Dataset:
+ + +
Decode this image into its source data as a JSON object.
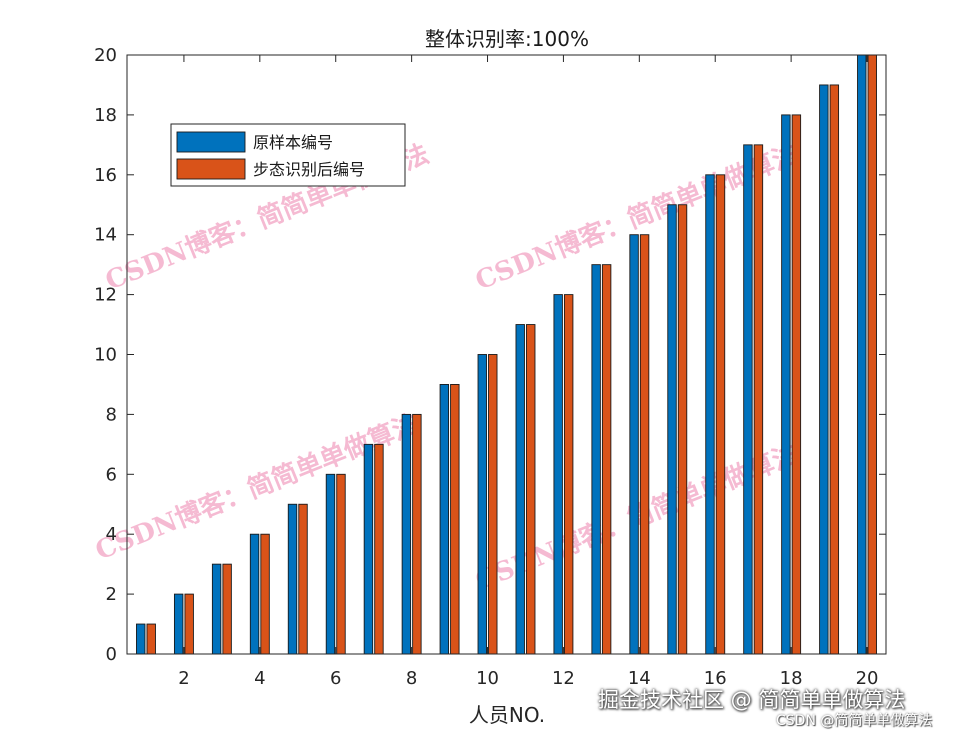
{
  "chart_data": {
    "type": "bar",
    "title": "整体识别率:100%",
    "xlabel": "人员NO.",
    "ylabel": "",
    "categories": [
      1,
      2,
      3,
      4,
      5,
      6,
      7,
      8,
      9,
      10,
      11,
      12,
      13,
      14,
      15,
      16,
      17,
      18,
      19,
      20
    ],
    "series": [
      {
        "name": "原样本编号",
        "color": "#0072BD",
        "values": [
          1,
          2,
          3,
          4,
          5,
          6,
          7,
          8,
          9,
          10,
          11,
          12,
          13,
          14,
          15,
          16,
          17,
          18,
          19,
          20
        ]
      },
      {
        "name": "步态识别后编号",
        "color": "#D95319",
        "values": [
          1,
          2,
          3,
          4,
          5,
          6,
          7,
          8,
          9,
          10,
          11,
          12,
          13,
          14,
          15,
          16,
          17,
          18,
          19,
          20
        ]
      }
    ],
    "ylim": [
      0,
      20
    ],
    "yticks": [
      0,
      2,
      4,
      6,
      8,
      10,
      12,
      14,
      16,
      18,
      20
    ],
    "xticks": [
      2,
      4,
      6,
      8,
      10,
      12,
      14,
      16,
      18,
      20
    ],
    "grid": false,
    "legend_position": "top-left"
  },
  "watermark": "CSDN博客：简简单单做算法",
  "footer": {
    "main": "掘金技术社区 @ 简简单单做算法",
    "sub": "CSDN @简简单单做算法"
  }
}
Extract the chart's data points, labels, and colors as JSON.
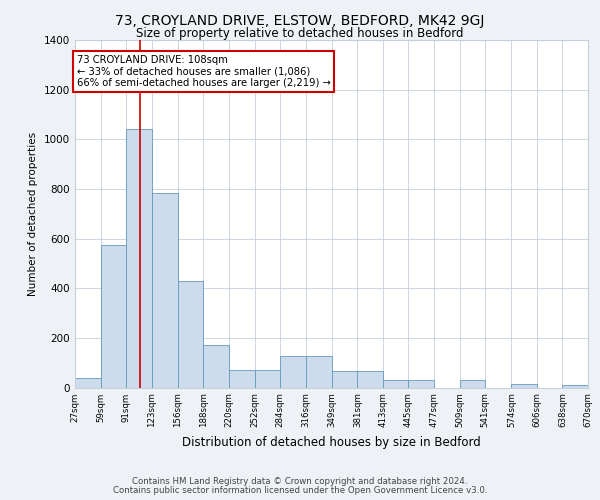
{
  "title_line1": "73, CROYLAND DRIVE, ELSTOW, BEDFORD, MK42 9GJ",
  "title_line2": "Size of property relative to detached houses in Bedford",
  "xlabel": "Distribution of detached houses by size in Bedford",
  "ylabel": "Number of detached properties",
  "footer_line1": "Contains HM Land Registry data © Crown copyright and database right 2024.",
  "footer_line2": "Contains public sector information licensed under the Open Government Licence v3.0.",
  "annotation_line1": "73 CROYLAND DRIVE: 108sqm",
  "annotation_line2": "← 33% of detached houses are smaller (1,086)",
  "annotation_line3": "66% of semi-detached houses are larger (2,219) →",
  "bar_edges": [
    27,
    59,
    91,
    123,
    156,
    188,
    220,
    252,
    284,
    316,
    349,
    381,
    413,
    445,
    477,
    509,
    541,
    574,
    606,
    638,
    670
  ],
  "bar_heights": [
    40,
    575,
    1040,
    785,
    430,
    170,
    70,
    70,
    125,
    125,
    65,
    65,
    30,
    30,
    0,
    30,
    0,
    15,
    0,
    10
  ],
  "bar_color": "#ccdcec",
  "bar_edge_color": "#6699bb",
  "vline_x": 108,
  "vline_color": "#cc0000",
  "ylim": [
    0,
    1400
  ],
  "yticks": [
    0,
    200,
    400,
    600,
    800,
    1000,
    1200,
    1400
  ],
  "annotation_box_color": "#cc0000",
  "background_color": "#eef2f7",
  "plot_bg_color": "#ffffff",
  "grid_color": "#c5d0dc"
}
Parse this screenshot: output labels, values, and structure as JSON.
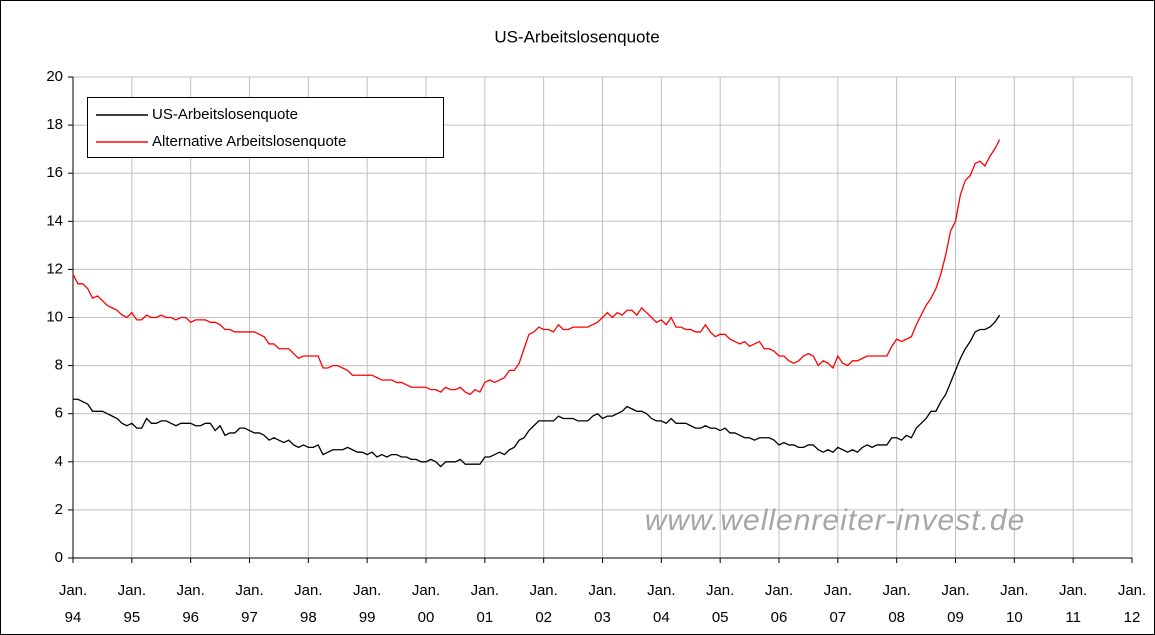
{
  "chart_data": {
    "type": "line",
    "title": "US-Arbeitslosenquote",
    "watermark": "www.wellenreiter-invest.de",
    "categories": [
      "Jan. 94",
      null,
      null,
      null,
      null,
      null,
      null,
      null,
      null,
      null,
      null,
      null,
      "Jan. 95",
      null,
      null,
      null,
      null,
      null,
      null,
      null,
      null,
      null,
      null,
      null,
      "Jan. 96",
      null,
      null,
      null,
      null,
      null,
      null,
      null,
      null,
      null,
      null,
      null,
      "Jan. 97",
      null,
      null,
      null,
      null,
      null,
      null,
      null,
      null,
      null,
      null,
      null,
      "Jan. 98",
      null,
      null,
      null,
      null,
      null,
      null,
      null,
      null,
      null,
      null,
      null,
      "Jan. 99",
      null,
      null,
      null,
      null,
      null,
      null,
      null,
      null,
      null,
      null,
      null,
      "Jan. 00",
      null,
      null,
      null,
      null,
      null,
      null,
      null,
      null,
      null,
      null,
      null,
      "Jan. 01",
      null,
      null,
      null,
      null,
      null,
      null,
      null,
      null,
      null,
      null,
      null,
      "Jan. 02",
      null,
      null,
      null,
      null,
      null,
      null,
      null,
      null,
      null,
      null,
      null,
      "Jan. 03",
      null,
      null,
      null,
      null,
      null,
      null,
      null,
      null,
      null,
      null,
      null,
      "Jan. 04",
      null,
      null,
      null,
      null,
      null,
      null,
      null,
      null,
      null,
      null,
      null,
      "Jan. 05",
      null,
      null,
      null,
      null,
      null,
      null,
      null,
      null,
      null,
      null,
      null,
      "Jan. 06",
      null,
      null,
      null,
      null,
      null,
      null,
      null,
      null,
      null,
      null,
      null,
      "Jan. 07",
      null,
      null,
      null,
      null,
      null,
      null,
      null,
      null,
      null,
      null,
      null,
      "Jan. 08",
      null,
      null,
      null,
      null,
      null,
      null,
      null,
      null,
      null,
      null,
      null,
      "Jan. 09",
      null,
      null,
      null,
      null,
      null,
      null,
      null,
      null,
      null,
      null,
      null,
      "Jan. 10",
      null,
      null,
      null,
      null,
      null,
      null,
      null,
      null,
      null,
      null,
      null,
      "Jan. 11",
      null,
      null,
      null,
      null,
      null,
      null,
      null,
      null,
      null,
      null,
      null,
      "Jan. 12"
    ],
    "series": [
      {
        "name": "US-Arbeitslosenquote",
        "color": "#000000",
        "values": [
          6.6,
          6.6,
          6.5,
          6.4,
          6.1,
          6.1,
          6.1,
          6.0,
          5.9,
          5.8,
          5.6,
          5.5,
          5.6,
          5.4,
          5.4,
          5.8,
          5.6,
          5.6,
          5.7,
          5.7,
          5.6,
          5.5,
          5.6,
          5.6,
          5.6,
          5.5,
          5.5,
          5.6,
          5.6,
          5.3,
          5.5,
          5.1,
          5.2,
          5.2,
          5.4,
          5.4,
          5.3,
          5.2,
          5.2,
          5.1,
          4.9,
          5.0,
          4.9,
          4.8,
          4.9,
          4.7,
          4.6,
          4.7,
          4.6,
          4.6,
          4.7,
          4.3,
          4.4,
          4.5,
          4.5,
          4.5,
          4.6,
          4.5,
          4.4,
          4.4,
          4.3,
          4.4,
          4.2,
          4.3,
          4.2,
          4.3,
          4.3,
          4.2,
          4.2,
          4.1,
          4.1,
          4.0,
          4.0,
          4.1,
          4.0,
          3.8,
          4.0,
          4.0,
          4.0,
          4.1,
          3.9,
          3.9,
          3.9,
          3.9,
          4.2,
          4.2,
          4.3,
          4.4,
          4.3,
          4.5,
          4.6,
          4.9,
          5.0,
          5.3,
          5.5,
          5.7,
          5.7,
          5.7,
          5.7,
          5.9,
          5.8,
          5.8,
          5.8,
          5.7,
          5.7,
          5.7,
          5.9,
          6.0,
          5.8,
          5.9,
          5.9,
          6.0,
          6.1,
          6.3,
          6.2,
          6.1,
          6.1,
          6.0,
          5.8,
          5.7,
          5.7,
          5.6,
          5.8,
          5.6,
          5.6,
          5.6,
          5.5,
          5.4,
          5.4,
          5.5,
          5.4,
          5.4,
          5.3,
          5.4,
          5.2,
          5.2,
          5.1,
          5.0,
          5.0,
          4.9,
          5.0,
          5.0,
          5.0,
          4.9,
          4.7,
          4.8,
          4.7,
          4.7,
          4.6,
          4.6,
          4.7,
          4.7,
          4.5,
          4.4,
          4.5,
          4.4,
          4.6,
          4.5,
          4.4,
          4.5,
          4.4,
          4.6,
          4.7,
          4.6,
          4.7,
          4.7,
          4.7,
          5.0,
          5.0,
          4.9,
          5.1,
          5.0,
          5.4,
          5.6,
          5.8,
          6.1,
          6.1,
          6.5,
          6.8,
          7.3,
          7.8,
          8.3,
          8.7,
          9.0,
          9.4,
          9.5,
          9.5,
          9.6,
          9.8,
          10.1,
          null,
          null,
          null,
          null,
          null,
          null,
          null,
          null,
          null,
          null,
          null,
          null,
          null,
          null,
          null,
          null,
          null,
          null,
          null,
          null,
          null,
          null,
          null,
          null,
          null,
          null,
          null
        ]
      },
      {
        "name": "Alternative Arbeitslosenquote",
        "color": "#ff0000",
        "values": [
          11.8,
          11.4,
          11.4,
          11.2,
          10.8,
          10.9,
          10.7,
          10.5,
          10.4,
          10.3,
          10.1,
          10.0,
          10.2,
          9.9,
          9.9,
          10.1,
          10.0,
          10.0,
          10.1,
          10.0,
          10.0,
          9.9,
          10.0,
          10.0,
          9.8,
          9.9,
          9.9,
          9.9,
          9.8,
          9.8,
          9.7,
          9.5,
          9.5,
          9.4,
          9.4,
          9.4,
          9.4,
          9.4,
          9.3,
          9.2,
          8.9,
          8.9,
          8.7,
          8.7,
          8.7,
          8.5,
          8.3,
          8.4,
          8.4,
          8.4,
          8.4,
          7.9,
          7.9,
          8.0,
          8.0,
          7.9,
          7.8,
          7.6,
          7.6,
          7.6,
          7.6,
          7.6,
          7.5,
          7.4,
          7.4,
          7.4,
          7.3,
          7.3,
          7.2,
          7.1,
          7.1,
          7.1,
          7.1,
          7.0,
          7.0,
          6.9,
          7.1,
          7.0,
          7.0,
          7.1,
          6.9,
          6.8,
          7.0,
          6.9,
          7.3,
          7.4,
          7.3,
          7.4,
          7.5,
          7.8,
          7.8,
          8.1,
          8.7,
          9.3,
          9.4,
          9.6,
          9.5,
          9.5,
          9.4,
          9.7,
          9.5,
          9.5,
          9.6,
          9.6,
          9.6,
          9.6,
          9.7,
          9.8,
          10.0,
          10.2,
          10.0,
          10.2,
          10.1,
          10.3,
          10.3,
          10.1,
          10.4,
          10.2,
          10.0,
          9.8,
          9.9,
          9.7,
          10.0,
          9.6,
          9.6,
          9.5,
          9.5,
          9.4,
          9.4,
          9.7,
          9.4,
          9.2,
          9.3,
          9.3,
          9.1,
          9.0,
          8.9,
          9.0,
          8.8,
          8.9,
          9.0,
          8.7,
          8.7,
          8.6,
          8.4,
          8.4,
          8.2,
          8.1,
          8.2,
          8.4,
          8.5,
          8.4,
          8.0,
          8.2,
          8.1,
          7.9,
          8.4,
          8.1,
          8.0,
          8.2,
          8.2,
          8.3,
          8.4,
          8.4,
          8.4,
          8.4,
          8.4,
          8.8,
          9.1,
          9.0,
          9.1,
          9.2,
          9.7,
          10.1,
          10.5,
          10.8,
          11.2,
          11.8,
          12.6,
          13.6,
          14.0,
          15.1,
          15.7,
          15.9,
          16.4,
          16.5,
          16.3,
          16.7,
          17.0,
          17.4,
          null,
          null,
          null,
          null,
          null,
          null,
          null,
          null,
          null,
          null,
          null,
          null,
          null,
          null,
          null,
          null,
          null,
          null,
          null,
          null,
          null,
          null,
          null,
          null,
          null,
          null,
          null
        ]
      }
    ],
    "ylim": [
      0,
      20
    ],
    "yticks": [
      0,
      2,
      4,
      6,
      8,
      10,
      12,
      14,
      16,
      18,
      20
    ],
    "grid": true,
    "legend": "upper left"
  }
}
+ + +
Short problem: Find all lines with "this" in them and copy each one.

Task result:
Decode this image into its source data as a JSON object.
Parse this screenshot: output labels, values, and structure as JSON.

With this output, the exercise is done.